+++ Dataset +++

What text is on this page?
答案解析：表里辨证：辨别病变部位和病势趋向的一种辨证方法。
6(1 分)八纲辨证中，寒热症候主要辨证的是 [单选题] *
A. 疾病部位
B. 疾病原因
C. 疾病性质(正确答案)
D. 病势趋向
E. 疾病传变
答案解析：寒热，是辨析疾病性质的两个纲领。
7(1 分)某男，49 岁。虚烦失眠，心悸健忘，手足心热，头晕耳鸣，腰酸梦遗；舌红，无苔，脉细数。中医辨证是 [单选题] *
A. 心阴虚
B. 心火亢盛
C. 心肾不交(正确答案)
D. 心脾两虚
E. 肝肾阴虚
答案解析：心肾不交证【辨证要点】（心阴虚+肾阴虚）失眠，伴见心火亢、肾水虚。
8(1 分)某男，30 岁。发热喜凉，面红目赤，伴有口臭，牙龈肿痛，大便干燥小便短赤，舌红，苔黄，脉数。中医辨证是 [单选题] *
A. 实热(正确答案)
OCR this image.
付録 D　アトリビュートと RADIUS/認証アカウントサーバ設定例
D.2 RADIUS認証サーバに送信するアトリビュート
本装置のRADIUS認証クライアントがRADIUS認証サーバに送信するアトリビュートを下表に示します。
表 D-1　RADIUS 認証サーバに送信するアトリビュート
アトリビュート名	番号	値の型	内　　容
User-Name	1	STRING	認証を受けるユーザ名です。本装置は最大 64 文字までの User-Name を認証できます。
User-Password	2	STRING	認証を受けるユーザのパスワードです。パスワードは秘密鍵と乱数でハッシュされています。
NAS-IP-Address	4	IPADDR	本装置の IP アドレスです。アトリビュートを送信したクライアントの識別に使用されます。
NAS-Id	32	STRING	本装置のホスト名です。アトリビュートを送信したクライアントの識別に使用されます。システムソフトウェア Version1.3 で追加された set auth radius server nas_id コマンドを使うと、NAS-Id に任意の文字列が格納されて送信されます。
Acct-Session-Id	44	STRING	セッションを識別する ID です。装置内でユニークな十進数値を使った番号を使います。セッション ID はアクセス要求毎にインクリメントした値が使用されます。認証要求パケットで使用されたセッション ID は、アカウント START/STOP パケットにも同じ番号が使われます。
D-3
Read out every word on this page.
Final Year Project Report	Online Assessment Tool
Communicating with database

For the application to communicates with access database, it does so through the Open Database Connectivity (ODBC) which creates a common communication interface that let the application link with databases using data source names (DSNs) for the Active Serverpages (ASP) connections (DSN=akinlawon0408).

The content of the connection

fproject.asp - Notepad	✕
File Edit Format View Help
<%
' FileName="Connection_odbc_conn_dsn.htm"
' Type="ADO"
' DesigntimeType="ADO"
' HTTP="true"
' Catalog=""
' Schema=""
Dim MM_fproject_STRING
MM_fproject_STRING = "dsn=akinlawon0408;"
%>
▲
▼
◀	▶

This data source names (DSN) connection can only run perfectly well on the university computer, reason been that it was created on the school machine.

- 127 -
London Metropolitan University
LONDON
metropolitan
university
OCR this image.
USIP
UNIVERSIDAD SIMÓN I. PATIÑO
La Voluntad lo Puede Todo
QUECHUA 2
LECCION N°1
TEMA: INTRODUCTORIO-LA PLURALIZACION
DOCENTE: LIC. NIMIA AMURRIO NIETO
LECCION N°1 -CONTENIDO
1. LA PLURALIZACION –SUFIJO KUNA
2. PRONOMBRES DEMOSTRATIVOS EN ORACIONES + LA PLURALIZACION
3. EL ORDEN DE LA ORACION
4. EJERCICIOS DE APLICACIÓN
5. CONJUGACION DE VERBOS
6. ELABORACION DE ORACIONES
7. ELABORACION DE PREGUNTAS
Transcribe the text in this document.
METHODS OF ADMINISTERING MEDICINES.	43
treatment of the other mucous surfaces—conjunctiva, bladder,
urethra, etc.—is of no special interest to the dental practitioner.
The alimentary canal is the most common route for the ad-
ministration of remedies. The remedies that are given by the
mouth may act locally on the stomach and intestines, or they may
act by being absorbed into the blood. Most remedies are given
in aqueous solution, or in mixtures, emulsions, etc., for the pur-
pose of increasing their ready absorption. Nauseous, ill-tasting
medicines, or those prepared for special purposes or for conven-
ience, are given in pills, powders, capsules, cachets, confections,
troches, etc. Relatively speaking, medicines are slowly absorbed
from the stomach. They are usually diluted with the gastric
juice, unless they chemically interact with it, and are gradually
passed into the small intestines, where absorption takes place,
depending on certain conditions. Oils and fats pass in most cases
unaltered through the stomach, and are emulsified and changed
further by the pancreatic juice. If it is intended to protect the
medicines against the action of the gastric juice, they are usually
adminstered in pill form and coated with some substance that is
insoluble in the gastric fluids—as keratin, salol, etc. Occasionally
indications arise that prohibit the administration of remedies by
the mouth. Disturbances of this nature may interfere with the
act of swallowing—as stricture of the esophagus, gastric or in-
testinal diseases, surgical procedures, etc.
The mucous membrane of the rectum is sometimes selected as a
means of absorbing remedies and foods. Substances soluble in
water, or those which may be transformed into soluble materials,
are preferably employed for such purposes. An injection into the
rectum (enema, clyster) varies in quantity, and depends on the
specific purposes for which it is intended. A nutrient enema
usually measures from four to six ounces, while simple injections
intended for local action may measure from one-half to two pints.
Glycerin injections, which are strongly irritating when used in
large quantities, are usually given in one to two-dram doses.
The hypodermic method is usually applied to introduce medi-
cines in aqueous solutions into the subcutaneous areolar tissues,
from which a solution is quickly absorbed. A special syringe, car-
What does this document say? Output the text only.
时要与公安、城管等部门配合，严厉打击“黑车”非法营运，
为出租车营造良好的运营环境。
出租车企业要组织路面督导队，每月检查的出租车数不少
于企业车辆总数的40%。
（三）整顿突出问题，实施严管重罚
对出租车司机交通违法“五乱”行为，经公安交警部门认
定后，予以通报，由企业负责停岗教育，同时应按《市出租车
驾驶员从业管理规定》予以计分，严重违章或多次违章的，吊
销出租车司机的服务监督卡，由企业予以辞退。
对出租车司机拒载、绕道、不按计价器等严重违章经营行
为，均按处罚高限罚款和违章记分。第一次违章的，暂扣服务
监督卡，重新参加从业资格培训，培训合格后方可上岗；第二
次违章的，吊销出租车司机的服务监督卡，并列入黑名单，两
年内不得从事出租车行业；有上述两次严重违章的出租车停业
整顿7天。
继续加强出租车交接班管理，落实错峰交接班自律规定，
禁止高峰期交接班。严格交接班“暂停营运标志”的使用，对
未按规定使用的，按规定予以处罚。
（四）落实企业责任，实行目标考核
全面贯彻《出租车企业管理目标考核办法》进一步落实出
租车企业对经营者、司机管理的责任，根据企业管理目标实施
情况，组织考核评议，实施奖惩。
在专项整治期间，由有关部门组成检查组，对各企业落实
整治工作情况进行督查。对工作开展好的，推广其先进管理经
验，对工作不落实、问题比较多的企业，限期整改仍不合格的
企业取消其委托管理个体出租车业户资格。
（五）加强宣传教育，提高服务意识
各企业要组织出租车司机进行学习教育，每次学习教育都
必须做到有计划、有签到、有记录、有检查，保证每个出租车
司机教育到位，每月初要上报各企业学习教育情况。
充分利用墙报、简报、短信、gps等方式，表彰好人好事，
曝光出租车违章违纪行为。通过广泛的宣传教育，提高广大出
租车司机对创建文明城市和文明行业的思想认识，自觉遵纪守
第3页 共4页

+++

### Exercise directions
Your task is to repeat each line of the material exactly.

### Exercise solution
What text is on this page?
答案解析：表里辨证：辨别病变部位和病势趋向的一种辨证方法。
6(1 分)八纲辨证中，寒热症候主要辨证的是 [单选题] *
A. 疾病部位
B. 疾病原因
C. 疾病性质(正确答案)
D. 病势趋向
E. 疾病传变
答案解析：寒热，是辨析疾病性质的两个纲领。
7(1 分)某男，49 岁。虚烦失眠，心悸健忘，手足心热，头晕耳鸣，腰酸梦遗；舌红，无苔，脉细数。中医辨证是 [单选题] *
A. 心阴虚
B. 心火亢盛
C. 心肾不交(正确答案)
D. 心脾两虚
E. 肝肾阴虚
答案解析：心肾不交证【辨证要点】（心阴虚+肾阴虚）失眠，伴见心火亢、肾水虚。
8(1 分)某男，30 岁。发热喜凉，面红目赤，伴有口臭，牙龈肿痛，大便干燥小便短赤，舌红，苔黄，脉数。中医辨证是 [单选题] *
A. 实热(正确答案)
OCR this image.
付録 D　アトリビュートと RADIUS/認証アカウントサーバ設定例
D.2 RADIUS認証サーバに送信するアトリビュート
本装置のRADIUS認証クライアントがRADIUS認証サーバに送信するアトリビュートを下表に示します。
表 D-1　RADIUS 認証サーバに送信するアトリビュート
アトリビュート名	番号	値の型	内　　容
User-Name	1	STRING	認証を受けるユーザ名です。本装置は最大 64 文字までの User-Name を認証できます。
User-Password	2	STRING	認証を受けるユーザのパスワードです。パスワードは秘密鍵と乱数でハッシュされています。
NAS-IP-Address	4	IPADDR	本装置の IP アドレスです。アトリビュートを送信したクライアントの識別に使用されます。
NAS-Id	32	STRING	本装置のホスト名です。アトリビュートを送信したクライアントの識別に使用されます。システムソフトウェア Version1.3 で追加された set auth radius server nas_id コマンドを使うと、NAS-Id に任意の文字列が格納されて送信されます。
Acct-Session-Id	44	STRING	セッションを識別する ID です。装置内でユニークな十進数値を使った番号を使います。セッション ID はアクセス要求毎にインクリメントした値が使用されます。認証要求パケットで使用されたセッション ID は、アカウント START/STOP パケットにも同じ番号が使われます。
D-3
Read out every word on this page.
Final Year Project Report	Online Assessment Tool
Communicating with database

For the application to communicates with access database, it does so through the Open Database Connectivity (ODBC) which creates a common communication interface that let the application link with databases using data source names (DSNs) for the Active Serverpages (ASP) connections (DSN=akinlawon0408).

The content of the connection

fproject.asp - Notepad	✕
File Edit Format View Help
<%
' FileName="Connection_odbc_conn_dsn.htm"
' Type="ADO"
' DesigntimeType="ADO"
' HTTP="true"
' Catalog=""
' Schema=""
Dim MM_fproject_STRING
MM_fproject_STRING = "dsn=akinlawon0408;"
%>
▲
▼
◀	▶

This data source names (DSN) connection can only run perfectly well on the university computer, reason been that it was created on the school machine.

- 127 -
London Metropolitan University
LONDON
metropolitan
university
OCR this image.
USIP
UNIVERSIDAD SIMÓN I. PATIÑO
La Voluntad lo Puede Todo
QUECHUA 2
LECCION N°1
TEMA: INTRODUCTORIO-LA PLURALIZACION
DOCENTE: LIC. NIMIA AMURRIO NIETO
LECCION N°1 -CONTENIDO
1. LA PLURALIZACION –SUFIJO KUNA
2. PRONOMBRES DEMOSTRATIVOS EN ORACIONES + LA PLURALIZACION
3. EL ORDEN DE LA ORACION
4. EJERCICIOS DE APLICACIÓN
5. CONJUGACION DE VERBOS
6. ELABORACION DE ORACIONES
7. ELABORACION DE PREGUNTAS
Transcribe the text in this document.
METHODS OF ADMINISTERING MEDICINES.	43
treatment of the other mucous surfaces—conjunctiva, bladder,
urethra, etc.—is of no special interest to the dental practitioner.
The alimentary canal is the most common route for the ad-
ministration of remedies. The remedies that are given by the
mouth may act locally on the stomach and intestines, or they may
act by being absorbed into the blood. Most remedies are given
in aqueous solution, or in mixtures, emulsions, etc., for the pur-
pose of increasing their ready absorption. Nauseous, ill-tasting
medicines, or those prepared for special purposes or for conven-
ience, are given in pills, powders, capsules, cachets, confections,
troches, etc. Relatively speaking, medicines are slowly absorbed
from the stomach. They are usually diluted with the gastric
juice, unless they chemically interact with it, and are gradually
passed into the small intestines, where absorption takes place,
depending on certain conditions. Oils and fats pass in most cases
unaltered through the stomach, and are emulsified and changed
further by the pancreatic juice. If it is intended to protect the
medicines against the action of the gastric juice, they are usually
adminstered in pill form and coated with some substance that is
insoluble in the gastric fluids—as keratin, salol, etc. Occasionally
indications arise that prohibit the administration of remedies by
the mouth. Disturbances of this nature may interfere with the
act of swallowing—as stricture of the esophagus, gastric or in-
testinal diseases, surgical procedures, etc.
The mucous membrane of the rectum is sometimes selected as a
means of absorbing remedies and foods. Substances soluble in
water, or those which may be transformed into soluble materials,
are preferably employed for such purposes. An injection into the
rectum (enema, clyster) varies in quantity, and depends on the
specific purposes for which it is intended. A nutrient enema
usually measures from four to six ounces, while simple injections
intended for local action may measure from one-half to two pints.
Glycerin injections, which are strongly irritating when used in
large quantities, are usually given in one to two-dram doses.
The hypodermic method is usually applied to introduce medi-
cines in aqueous solutions into the subcutaneous areolar tissues,
from which a solution is quickly absorbed. A special syringe, car-
What does this document say? Output the text only.
时要与公安、城管等部门配合，严厉打击“黑车”非法营运，
为出租车营造良好的运营环境。
出租车企业要组织路面督导队，每月检查的出租车数不少
于企业车辆总数的40%。
（三）整顿突出问题，实施严管重罚
对出租车司机交通违法“五乱”行为，经公安交警部门认
定后，予以通报，由企业负责停岗教育，同时应按《市出租车
驾驶员从业管理规定》予以计分，严重违章或多次违章的，吊
销出租车司机的服务监督卡，由企业予以辞退。
对出租车司机拒载、绕道、不按计价器等严重违章经营行
为，均按处罚高限罚款和违章记分。第一次违章的，暂扣服务
监督卡，重新参加从业资格培训，培训合格后方可上岗；第二
次违章的，吊销出租车司机的服务监督卡，并列入黑名单，两
年内不得从事出租车行业；有上述两次严重违章的出租车停业
整顿7天。
继续加强出租车交接班管理，落实错峰交接班自律规定，
禁止高峰期交接班。严格交接班“暂停营运标志”的使用，对
未按规定使用的，按规定予以处罚。
（四）落实企业责任，实行目标考核
全面贯彻《出租车企业管理目标考核办法》进一步落实出
租车企业对经营者、司机管理的责任，根据企业管理目标实施
情况，组织考核评议，实施奖惩。
在专项整治期间，由有关部门组成检查组，对各企业落实
整治工作情况进行督查。对工作开展好的，推广其先进管理经
验，对工作不落实、问题比较多的企业，限期整改仍不合格的
企业取消其委托管理个体出租车业户资格。
（五）加强宣传教育，提高服务意识
各企业要组织出租车司机进行学习教育，每次学习教育都
必须做到有计划、有签到、有记录、有检查，保证每个出租车
司机教育到位，每月初要上报各企业学习教育情况。
充分利用墙报、简报、短信、gps等方式，表彰好人好事，
曝光出租车违章违纪行为。通过广泛的宣传教育，提高广大出
租车司机对创建文明城市和文明行业的思想认识，自觉遵纪守
第3页 共4页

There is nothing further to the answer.